#### Available data

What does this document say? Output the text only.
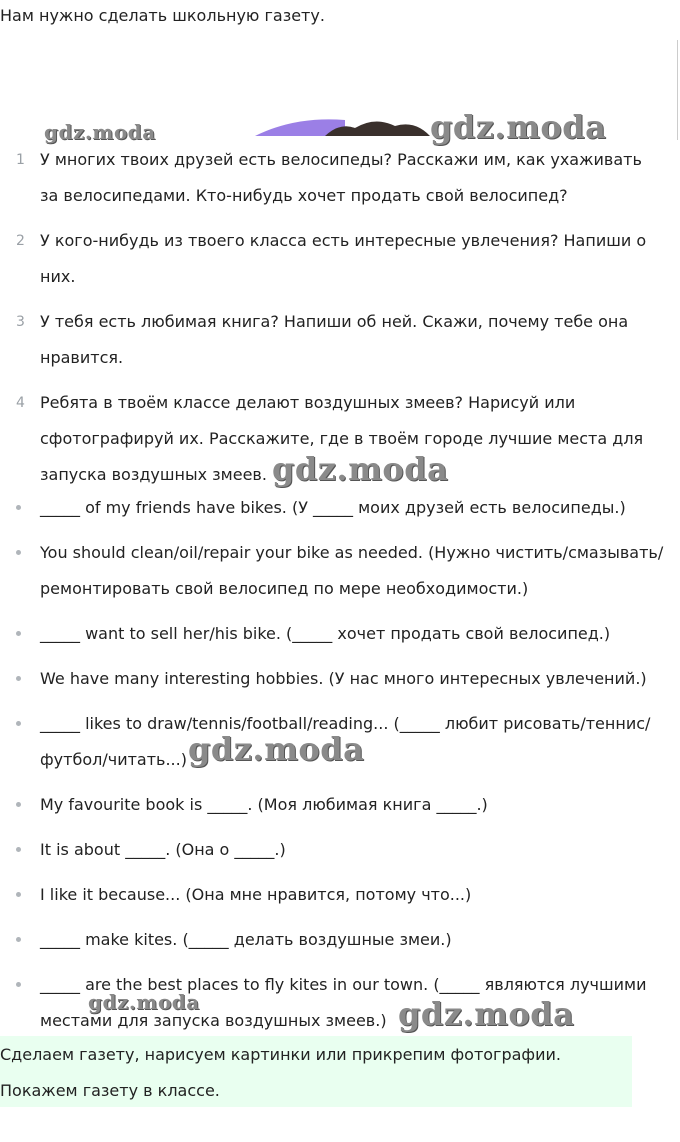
Нам нужно сделать школьную газету.
gdz.moda	gdz.moda
1 У многих твоих друзей есть велосипеды? Расскажи им, как ухаживать за велосипедами. Кто-нибудь хочет продать свой велосипед?
2 У кого-нибудь из твоего класса есть интересные увлечения? Напиши о них.
3 У тебя есть любимая книга? Напиши об ней. Скажи, почему тебе она нравится.
4 Ребята в твоём классе делают воздушных змеев? Нарисуй или сфотографируй их. Расскажите, где в твоём городе лучшие места для запуска воздушных змеев. gdz.moda
_____ of my friends have bikes. (У _____ моих друзей есть велосипеды.)
You should clean/oil/repair your bike as needed. (Нужно чистить/смазывать/ремонтировать свой велосипед по мере необходимости.)
_____ want to sell her/his bike. (_____ хочет продать свой велосипед.)
We have many interesting hobbies. (У нас много интересных увлечений.)
_____ likes to draw/tennis/football/reading... (_____ любит рисовать/теннис/футбол/читать...)
My favourite book is _____. (Моя любимая книга _____.)
It is about _____. (Она о _____.)
I like it because... (Она мне нравится, потому что...)
_____ make kites. (_____ делать воздушные змеи.)
_____ are the best places to fly kites in our town. (_____ являются лучшими местами для запуска воздушных змеев.)
gdz.moda
gdz.moda	gdz.moda
Сделаем газету, нарисуем картинки или прикрепим фотографии.
Покажем газету в классе.
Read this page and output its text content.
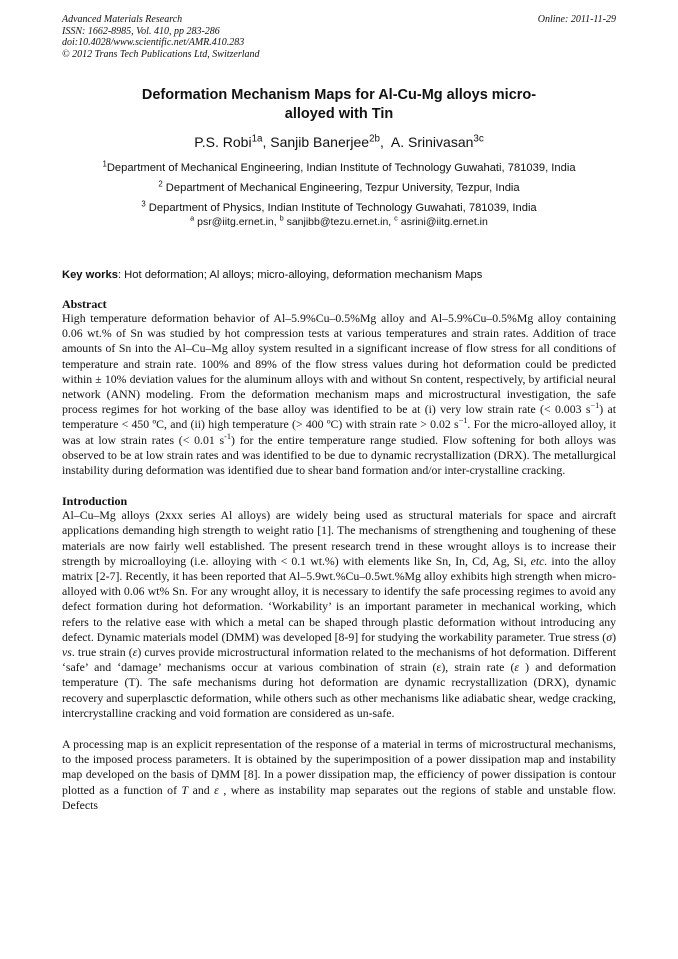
Advanced Materials Research
ISSN: 1662-8985, Vol. 410, pp 283-286
doi:10.4028/www.scientific.net/AMR.410.283
© 2012 Trans Tech Publications Ltd, Switzerland
Online: 2011-11-29
Deformation Mechanism Maps for Al-Cu-Mg alloys micro-
alloyed with Tin
P.S. Robi$^{1a}$, Sanjib Banerjee$^{2b}$,  A. Srinivasan$^{3c}$
$^1$Department of Mechanical Engineering, Indian Institute of Technology Guwahati, 781039, India
$^2$ Department of Mechanical Engineering, Tezpur University, Tezpur, India
$^3$ Department of Physics, Indian Institute of Technology Guwahati, 781039, India
$^a$ psr@iitg.ernet.in, $^b$ sanjibb@tezu.ernet.in, $^c$ asrini@iitg.ernet.in
Key works: Hot deformation; Al alloys; micro-alloying, deformation mechanism Maps
Abstract

High temperature deformation behavior of Al–5.9%Cu–0.5%Mg alloy and Al–5.9%Cu–0.5%Mg alloy containing 0.06 wt.% of Sn was studied by hot compression tests at various temperatures and strain rates. Addition of trace amounts of Sn into the Al–Cu–Mg alloy system resulted in a significant increase of flow stress for all conditions of temperature and strain rate. 100% and 89% of the flow stress values during hot deformation could be predicted within ± 10% deviation values for the aluminum alloys with and without Sn content, respectively, by artificial neural network (ANN) modeling. From the deformation mechanism maps and microstructural investigation, the safe process regimes for hot working of the base alloy was identified to be at (i) very low strain rate (< 0.003 $s^{-1}$) at temperature < 450 ºC, and (ii) high temperature (> 400 ºC) with strain rate > 0.02 $s^{-1}$. For the micro-alloyed alloy, it was at low strain rates (< 0.01 $s^{-1}$) for the entire temperature range studied. Flow softening for both alloys was observed to be at low strain rates and was identified to be due to dynamic recrystallization (DRX). The metallurgical instability during deformation was identified due to shear band formation and/or inter-crystalline cracking.

Introduction

Al–Cu–Mg alloys (2xxx series Al alloys) are widely being used as structural materials for space and aircraft applications demanding high strength to weight ratio [1]. The mechanisms of strengthening and toughening of these materials are now fairly well established. The present research trend in these wrought alloys is to increase their strength by microalloying (i.e. alloying with < 0.1 wt.%) with elements like Sn, In, Cd, Ag, Si, etc. into the alloy matrix [2-7]. Recently, it has been reported that Al–5.9wt.%Cu–0.5wt.%Mg alloy exhibits high strength when micro-alloyed with 0.06 wt% Sn. For any wrought alloy, it is necessary to identify the safe processing regimes to avoid any defect formation during hot deformation. ‘Workability’ is an important parameter in mechanical working, which refers to the relative ease with which a metal can be shaped through plastic deformation without introducing any defect. Dynamic materials model (DMM) was developed [8-9] for studying the workability parameter. True stress (σ) vs. true strain (ε) curves provide microstructural information related to the mechanisms of hot deformation. Different ‘safe’ and ‘damage’ mechanisms occur at various combination of strain (ε), strain rate (˙ ε ) and deformation temperature (T). The safe mechanisms during hot deformation are dynamic recrystallization (DRX), dynamic recovery and superplasctic deformation, while others such as other mechanisms like adiabatic shear, wedge cracking, intercrystalline cracking and void formation are considered as un-safe.

A processing map is an explicit representation of the response of a material in terms of microstructural mechanisms, to the imposed process parameters. It is obtained by the superimposition of a power dissipation map and instability map developed on the basis of DMM [8]. In a power dissipation map, the efficiency of power dissipation is contour plotted as a function of T and ˙ ε , where as instability map separates out the regions of stable and unstable flow. Defects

########

#### Task to carry out
Search the data for the string "запуска" and copy each line where it appears.

#### Written solution
4 Ребята в твоём классе делают воздушных змеев? Нарисуй или сфотографируй их. Расскажите, где в твоём городе лучшие места для запуска воздушных змеев. gdz.moda
_____ are the best places to fly kites in our town. (_____ являются лучшими местами для запуска воздушных змеев.)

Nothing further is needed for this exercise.